— Start —

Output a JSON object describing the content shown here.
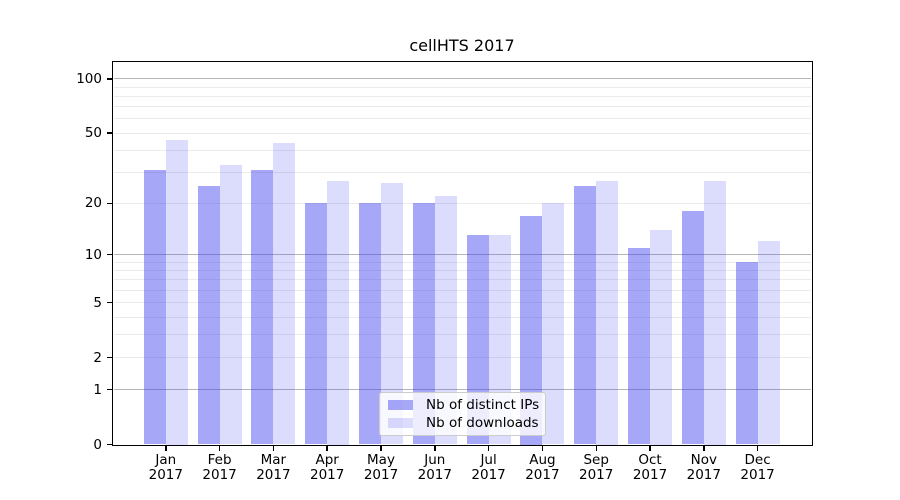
{
  "title": "cellHTS 2017",
  "chart_data": {
    "type": "bar",
    "title": "cellHTS 2017",
    "categories": [
      "Jan",
      "Feb",
      "Mar",
      "Apr",
      "May",
      "Jun",
      "Jul",
      "Aug",
      "Sep",
      "Oct",
      "Nov",
      "Dec"
    ],
    "year_label": "2017",
    "series": [
      {
        "name": "Nb of distinct IPs",
        "color": "rgba(60,60,240,0.45)",
        "values": [
          31,
          25,
          31,
          20,
          20,
          20,
          13,
          17,
          25,
          11,
          18,
          9
        ]
      },
      {
        "name": "Nb of downloads",
        "color": "rgba(60,60,240,0.18)",
        "values": [
          46,
          33,
          44,
          27,
          26,
          22,
          13,
          20,
          27,
          14,
          27,
          12
        ]
      }
    ],
    "xlabel": "",
    "ylabel": "",
    "scale": "log1p",
    "ylim": [
      0,
      124
    ],
    "yticks": [
      0,
      1,
      2,
      5,
      10,
      20,
      50,
      100
    ],
    "minor_gridlines": [
      2,
      3,
      4,
      5,
      6,
      7,
      8,
      9,
      20,
      30,
      40,
      50,
      60,
      70,
      80,
      90
    ],
    "major_gridlines": [
      1,
      10,
      100
    ],
    "grid": true,
    "legend_position": "lower center"
  },
  "colors": {
    "background": "#ffffff",
    "axis": "#000000",
    "minor_grid": "#ebebeb",
    "major_grid": "#b5b5b5",
    "bar_distinct_ips_on_white": "#a7a7f8",
    "bar_downloads_on_white": "#dbdbf8"
  }
}
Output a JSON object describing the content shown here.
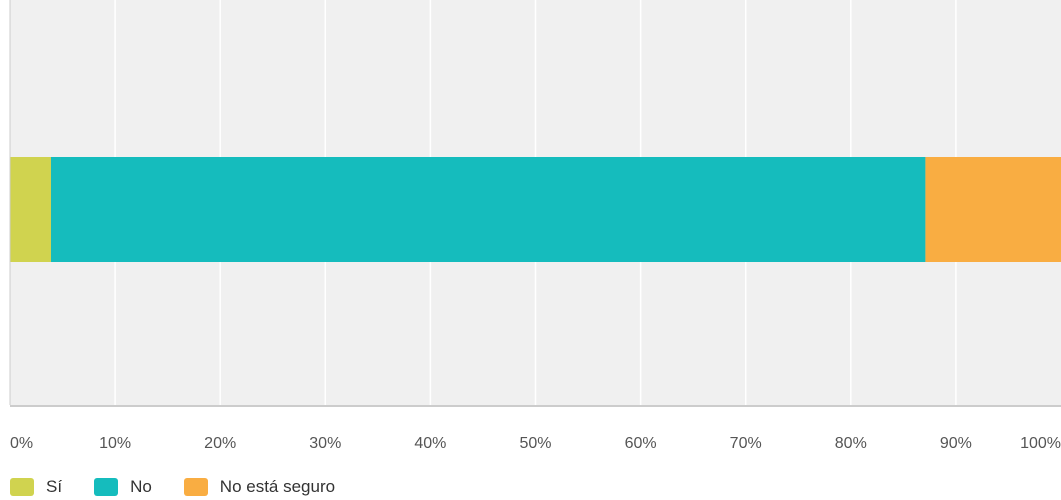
{
  "chart_data": {
    "type": "bar",
    "orientation": "horizontal",
    "stacked": true,
    "title": "",
    "xlabel": "",
    "ylabel": "",
    "xlim": [
      0,
      100
    ],
    "x_ticks": [
      "0%",
      "10%",
      "20%",
      "30%",
      "40%",
      "50%",
      "60%",
      "70%",
      "80%",
      "90%",
      "100%"
    ],
    "grid": true,
    "legend_position": "bottom-left",
    "categories": [
      ""
    ],
    "series": [
      {
        "name": "Sí",
        "values": [
          3.9
        ],
        "color": "#d0d34f"
      },
      {
        "name": "No",
        "values": [
          83.2
        ],
        "color": "#15bcbd"
      },
      {
        "name": "No está seguro",
        "values": [
          12.9
        ],
        "color": "#f9ad42"
      }
    ]
  },
  "colors": {
    "plot_background": "#f0f0f0",
    "grid": "#ffffff",
    "axis": "#cccccc"
  }
}
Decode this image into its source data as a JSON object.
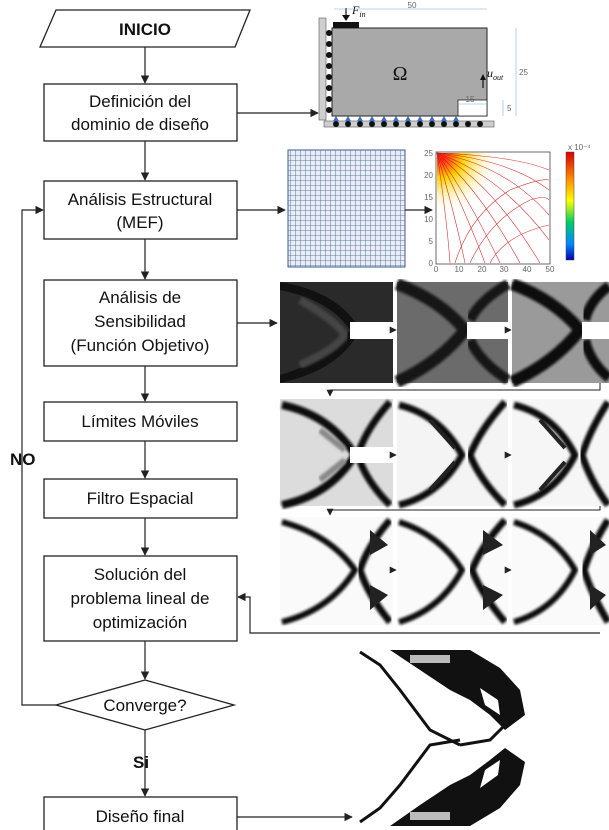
{
  "flowchart": {
    "start": "INICIO",
    "steps": [
      {
        "id": "domain",
        "lines": [
          "Definición del",
          "dominio de diseño"
        ]
      },
      {
        "id": "fea",
        "lines": [
          "Análisis Estructural",
          "(MEF)"
        ]
      },
      {
        "id": "sensitivity",
        "lines": [
          "Análisis de",
          "Sensibilidad",
          "(Función Objetivo)"
        ]
      },
      {
        "id": "move-limits",
        "lines": [
          "Límites Móviles"
        ]
      },
      {
        "id": "filter",
        "lines": [
          "Filtro Espacial"
        ]
      },
      {
        "id": "lp",
        "lines": [
          "Solución del",
          "problema lineal de",
          "optimización"
        ]
      }
    ],
    "decision": "Converge?",
    "no_label": "NO",
    "yes_label": "Si",
    "end": "Diseño final"
  },
  "domain_figure": {
    "omega_symbol": "Ω",
    "force_label_main": "F",
    "force_label_sub": "in",
    "output_label_main": "u",
    "output_label_sub": "out",
    "dim_width": "50",
    "dim_height": "25",
    "dim_gap_width": "15",
    "dim_gap_height": "5"
  },
  "contour_figure": {
    "scale_title": "x 10⁻⁴",
    "x_ticks": [
      "0",
      "10",
      "20",
      "30",
      "40",
      "50"
    ],
    "y_ticks": [
      "0",
      "5",
      "10",
      "15",
      "20",
      "25"
    ]
  },
  "colors": {
    "line": "#222222",
    "mesh": "#3b5b8a",
    "support": "#3a6fd6"
  }
}
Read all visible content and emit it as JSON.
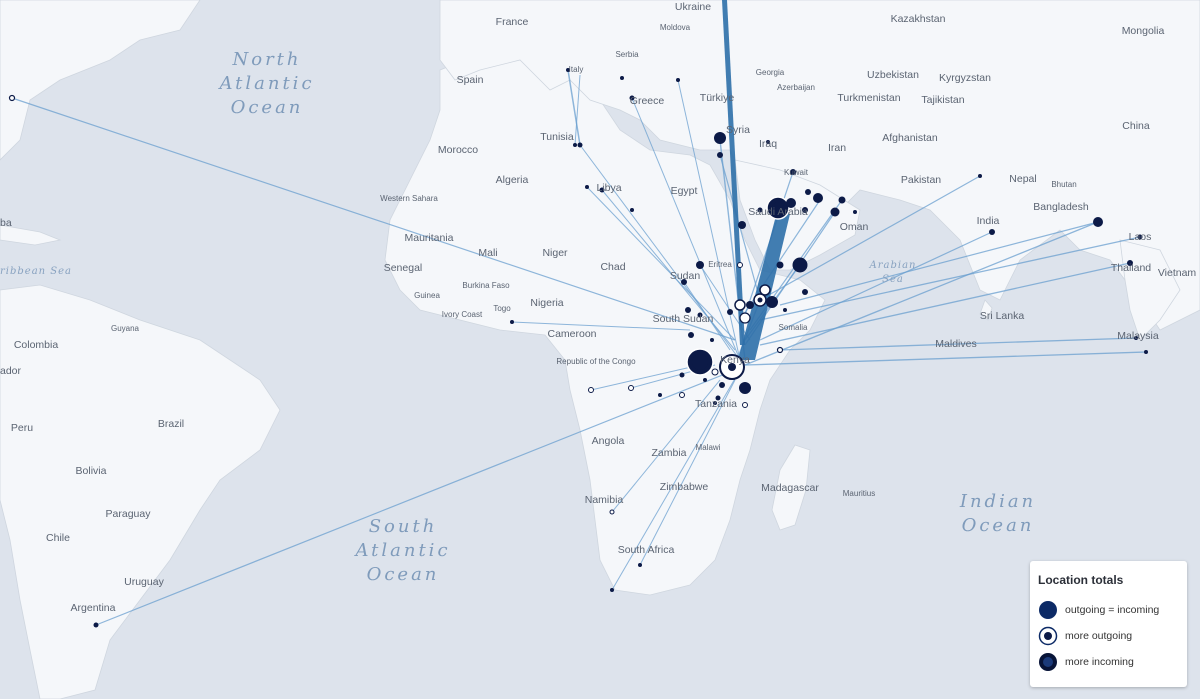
{
  "map": {
    "countries": [
      "Ukraine",
      "Kazakhstan",
      "Mongolia",
      "France",
      "Moldova",
      "Spain",
      "Italy",
      "Serbia",
      "Georgia",
      "Azerbaijan",
      "Uzbekistan",
      "Kyrgyzstan",
      "Türkiye",
      "Greece",
      "Turkmenistan",
      "Tajikistan",
      "Syria",
      "China",
      "Tunisia",
      "Iraq",
      "Iran",
      "Afghanistan",
      "Morocco",
      "Kuwait",
      "Algeria",
      "Libya",
      "Egypt",
      "Pakistan",
      "Nepal",
      "Bhutan",
      "Western Sahara",
      "Saudi Arabia",
      "Bangladesh",
      "Oman",
      "India",
      "Mauritania",
      "Mali",
      "Niger",
      "Chad",
      "Sudan",
      "Laos",
      "Senegal",
      "Eritrea",
      "Thailand",
      "Vietnam",
      "Burkina Faso",
      "Guinea",
      "Nigeria",
      "Togo",
      "Ivory Coast",
      "South Sudan",
      "Somalia",
      "Sri Lanka",
      "Guyana",
      "Cameroon",
      "Colombia",
      "Republic of the Congo",
      "Malaysia",
      "Maldives",
      "Kenya",
      "Peru",
      "Tanzania",
      "Brazil",
      "Angola",
      "Malawi",
      "Zambia",
      "Bolivia",
      "Zimbabwe",
      "Madagascar",
      "Mauritius",
      "Namibia",
      "Paraguay",
      "Chile",
      "South Africa",
      "Uruguay",
      "Argentina",
      "ador",
      "ba"
    ],
    "oceans": [
      "North Atlantic Ocean",
      "South Atlantic Ocean",
      "Indian Ocean"
    ],
    "seas": [
      "ribbean Sea",
      "Arabian Sea"
    ]
  },
  "legend": {
    "title": "Location totals",
    "items": [
      {
        "label": "outgoing = incoming",
        "style": "filled"
      },
      {
        "label": "more outgoing",
        "style": "ring"
      },
      {
        "label": "more incoming",
        "style": "dark"
      }
    ]
  },
  "colors": {
    "land": "#f5f7fa",
    "water": "#dde3ec",
    "flow": "#6a9fcf",
    "flow_major": "#2d6fa8",
    "node": "#0c1a47"
  }
}
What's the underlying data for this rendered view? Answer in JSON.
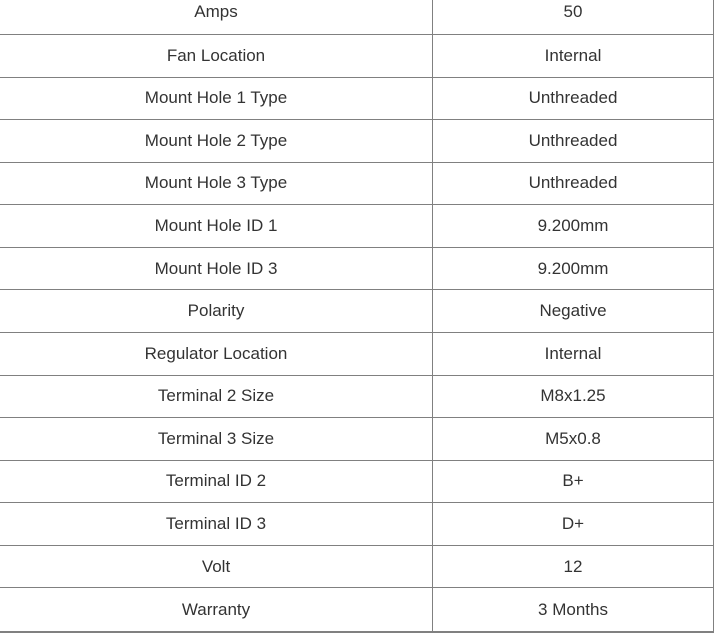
{
  "colors": {
    "border": "#808080",
    "text": "#333333",
    "background": "#ffffff"
  },
  "table": {
    "rows": [
      {
        "label": "Amps",
        "value": "50"
      },
      {
        "label": "Fan Location",
        "value": "Internal"
      },
      {
        "label": "Mount Hole 1 Type",
        "value": "Unthreaded"
      },
      {
        "label": "Mount Hole 2 Type",
        "value": "Unthreaded"
      },
      {
        "label": "Mount Hole 3 Type",
        "value": "Unthreaded"
      },
      {
        "label": "Mount Hole ID 1",
        "value": "9.200mm"
      },
      {
        "label": "Mount Hole ID 3",
        "value": "9.200mm"
      },
      {
        "label": "Polarity",
        "value": "Negative"
      },
      {
        "label": "Regulator Location",
        "value": "Internal"
      },
      {
        "label": "Terminal 2 Size",
        "value": "M8x1.25"
      },
      {
        "label": "Terminal 3 Size",
        "value": "M5x0.8"
      },
      {
        "label": "Terminal ID 2",
        "value": "B+"
      },
      {
        "label": "Terminal ID 3",
        "value": "D+"
      },
      {
        "label": "Volt",
        "value": "12"
      },
      {
        "label": "Warranty",
        "value": "3 Months"
      }
    ]
  }
}
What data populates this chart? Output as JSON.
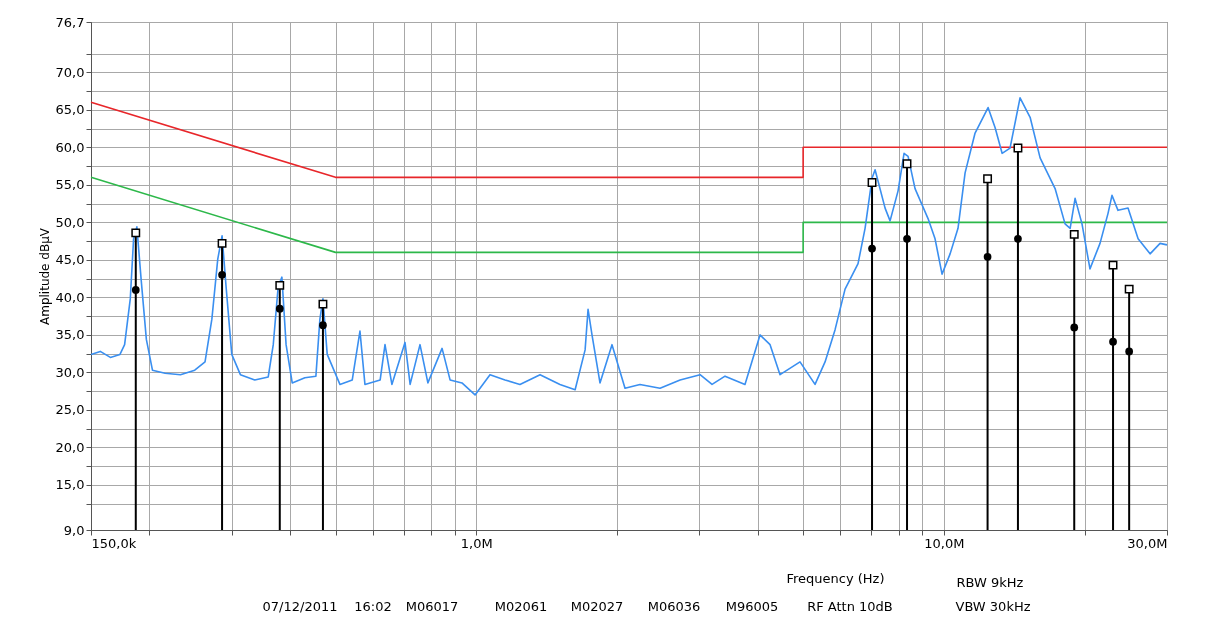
{
  "chart_data": {
    "type": "line",
    "xlabel": "Frequency (Hz)",
    "ylabel": "Amplitude dBµV",
    "log": "x",
    "xlim": [
      150000,
      30000000
    ],
    "ylim": [
      9.0,
      76.7
    ],
    "xticks": [
      {
        "value": 150000,
        "label": "150,0k"
      },
      {
        "value": 200000,
        "label": null
      },
      {
        "value": 300000,
        "label": null
      },
      {
        "value": 400000,
        "label": null
      },
      {
        "value": 500000,
        "label": null
      },
      {
        "value": 600000,
        "label": null
      },
      {
        "value": 700000,
        "label": null
      },
      {
        "value": 800000,
        "label": null
      },
      {
        "value": 900000,
        "label": null
      },
      {
        "value": 1000000,
        "label": "1,0M"
      },
      {
        "value": 2000000,
        "label": null
      },
      {
        "value": 3000000,
        "label": null
      },
      {
        "value": 4000000,
        "label": null
      },
      {
        "value": 5000000,
        "label": null
      },
      {
        "value": 6000000,
        "label": null
      },
      {
        "value": 7000000,
        "label": null
      },
      {
        "value": 8000000,
        "label": null
      },
      {
        "value": 9000000,
        "label": null
      },
      {
        "value": 10000000,
        "label": "10,0M"
      },
      {
        "value": 20000000,
        "label": null
      },
      {
        "value": 30000000,
        "label": "30,0M"
      }
    ],
    "yticks": [
      {
        "value": 9.0,
        "label": "9,0"
      },
      {
        "value": 12.5,
        "label": null
      },
      {
        "value": 15,
        "label": "15,0"
      },
      {
        "value": 17.5,
        "label": null
      },
      {
        "value": 20,
        "label": "20,0"
      },
      {
        "value": 22.5,
        "label": null
      },
      {
        "value": 25,
        "label": "25,0"
      },
      {
        "value": 27.5,
        "label": null
      },
      {
        "value": 30,
        "label": "30,0"
      },
      {
        "value": 32.5,
        "label": null
      },
      {
        "value": 35,
        "label": "35,0"
      },
      {
        "value": 37.5,
        "label": null
      },
      {
        "value": 40,
        "label": "40,0"
      },
      {
        "value": 42.5,
        "label": null
      },
      {
        "value": 45,
        "label": "45,0"
      },
      {
        "value": 47.5,
        "label": null
      },
      {
        "value": 50,
        "label": "50,0"
      },
      {
        "value": 52.5,
        "label": null
      },
      {
        "value": 55,
        "label": "55,0"
      },
      {
        "value": 57.5,
        "label": null
      },
      {
        "value": 60,
        "label": "60,0"
      },
      {
        "value": 62.5,
        "label": null
      },
      {
        "value": 65,
        "label": "65,0"
      },
      {
        "value": 67.5,
        "label": null
      },
      {
        "value": 70,
        "label": "70,0"
      },
      {
        "value": 72.5,
        "label": null
      },
      {
        "value": 76.7,
        "label": "76,7"
      }
    ],
    "grid": true,
    "line_style": "solid",
    "annotations": [
      "RBW 9kHz",
      "07/12/2011",
      "16:02",
      "M06017",
      "M02061",
      "M02027",
      "M06036",
      "M96005",
      "RF Attn 10dB",
      "VBW 30kHz"
    ],
    "series": [
      {
        "type": "line",
        "color": "#e8262a",
        "marker": "none",
        "x": [
          150000,
          500000,
          5000000,
          5000000,
          30000000
        ],
        "values": [
          66,
          56,
          56,
          60,
          60
        ]
      },
      {
        "type": "line",
        "color": "#2db84a",
        "marker": "none",
        "x": [
          150000,
          500000,
          5000000,
          5000000,
          30000000
        ],
        "values": [
          56,
          46,
          46,
          50,
          50
        ]
      },
      {
        "type": "line",
        "color": "#3a8ff0",
        "marker": "none",
        "x": [
          150000,
          157000,
          165000,
          173000,
          177000,
          182000,
          185000,
          188000,
          192000,
          197000,
          203000,
          216000,
          233000,
          250000,
          263000,
          272000,
          280000,
          286000,
          292000,
          300000,
          313000,
          336000,
          359000,
          368000,
          377000,
          384000,
          392000,
          404000,
          430000,
          454000,
          463000,
          470000,
          480000,
          511000,
          543000,
          564000,
          578000,
          623000,
          638000,
          660000,
          704000,
          722000,
          758000,
          788000,
          845000,
          879000,
          932000,
          994000,
          1070000,
          1152000,
          1240000,
          1369000,
          1510000,
          1627000,
          1709000,
          1734000,
          1768000,
          1839000,
          1951000,
          2080000,
          2239000,
          2472000,
          2728000,
          3010000,
          3193000,
          3404000,
          3755000,
          4044000,
          4249000,
          4463000,
          4924000,
          5302000,
          5570000,
          5852000,
          6147000,
          6553000,
          6783000,
          7022000,
          7126000,
          7486000,
          7672000,
          7980000,
          8219000,
          8383000,
          8676000,
          9249000,
          9574000,
          9910000,
          10310000,
          10720000,
          11100000,
          11660000,
          12430000,
          12870000,
          13320000,
          13850000,
          14550000,
          15290000,
          16060000,
          17290000,
          18160000,
          18620000,
          19080000,
          19740000,
          20530000,
          21570000,
          22440000,
          22880000,
          23570000,
          24760000,
          26020000,
          27600000,
          28990000,
          30000000
        ],
        "values": [
          32.4,
          32.8,
          32.0,
          32.4,
          33.7,
          39.8,
          47.8,
          49.4,
          42.4,
          34.4,
          30.3,
          29.9,
          29.7,
          30.3,
          31.4,
          37.1,
          45.1,
          48.2,
          41.1,
          32.4,
          29.7,
          29.0,
          29.4,
          33.7,
          41.4,
          42.7,
          33.7,
          28.6,
          29.3,
          29.5,
          37.1,
          39.8,
          32.4,
          28.4,
          29.0,
          35.5,
          28.4,
          29.0,
          33.7,
          28.4,
          34.0,
          28.4,
          33.7,
          28.6,
          33.2,
          29.0,
          28.6,
          27.0,
          29.7,
          29.0,
          28.4,
          29.7,
          28.4,
          27.7,
          33.0,
          38.4,
          35.0,
          28.6,
          33.7,
          27.9,
          28.4,
          27.9,
          29.0,
          29.7,
          28.4,
          29.5,
          28.4,
          35.0,
          33.7,
          29.7,
          31.4,
          28.4,
          31.4,
          35.7,
          41.1,
          44.5,
          49.2,
          55.9,
          57.0,
          51.9,
          50.2,
          54.2,
          59.2,
          58.8,
          54.5,
          50.5,
          47.8,
          43.1,
          45.8,
          49.2,
          56.6,
          61.9,
          65.3,
          62.6,
          59.2,
          59.9,
          66.6,
          64.0,
          58.6,
          54.5,
          49.8,
          49.2,
          53.2,
          49.8,
          43.8,
          47.2,
          51.2,
          53.6,
          51.6,
          51.9,
          47.8,
          45.8,
          47.2,
          47.0
        ]
      },
      {
        "type": "lollipop",
        "color": "#000000",
        "marker": "square",
        "x": [
          187000,
          286000,
          380000,
          470000,
          7020000,
          8340000,
          12400000,
          14400000,
          19000000,
          23000000,
          24900000
        ],
        "values": [
          48.6,
          47.2,
          41.6,
          39.1,
          55.3,
          57.8,
          55.8,
          59.9,
          48.4,
          44.3,
          41.1
        ]
      },
      {
        "type": "scatter",
        "color": "#000000",
        "marker": "circle",
        "x": [
          187000,
          286000,
          380000,
          470000,
          7020000,
          8340000,
          12400000,
          14400000,
          19000000,
          23000000,
          24900000
        ],
        "values": [
          41.0,
          43.0,
          38.5,
          36.3,
          46.5,
          47.8,
          45.4,
          47.8,
          36.0,
          34.1,
          32.8
        ]
      }
    ]
  }
}
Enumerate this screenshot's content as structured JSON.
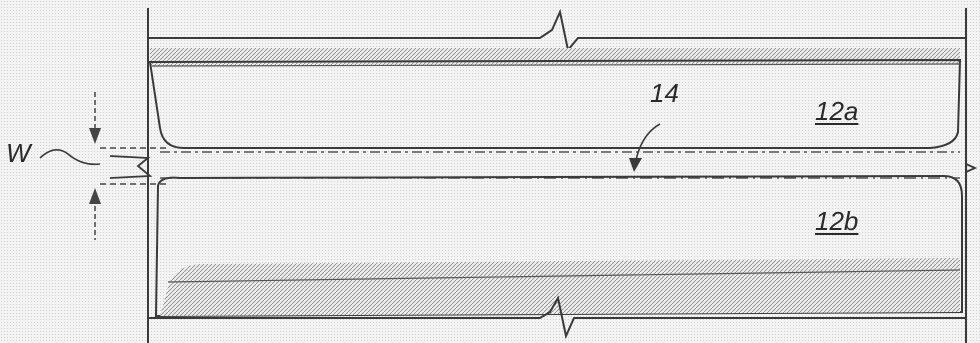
{
  "labels": {
    "gap_width": "W",
    "reference_14": "14",
    "upper_member": "12a",
    "lower_member": "12b"
  },
  "colors": {
    "line": "#3a3a3a",
    "hatch": "#9a9a9a",
    "background": "#f4f4f4"
  }
}
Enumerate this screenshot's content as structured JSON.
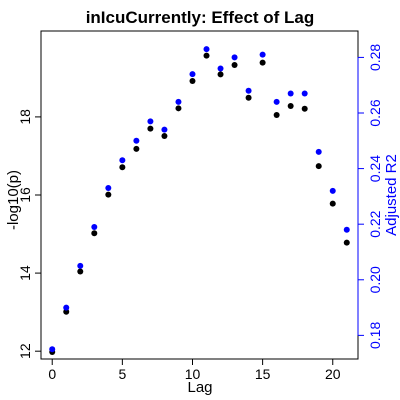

— End —

Go over the data above and copy every line that has the word "Size" in it.

        "label": "Terminal 2 Size",
        "label": "Terminal 3 Size",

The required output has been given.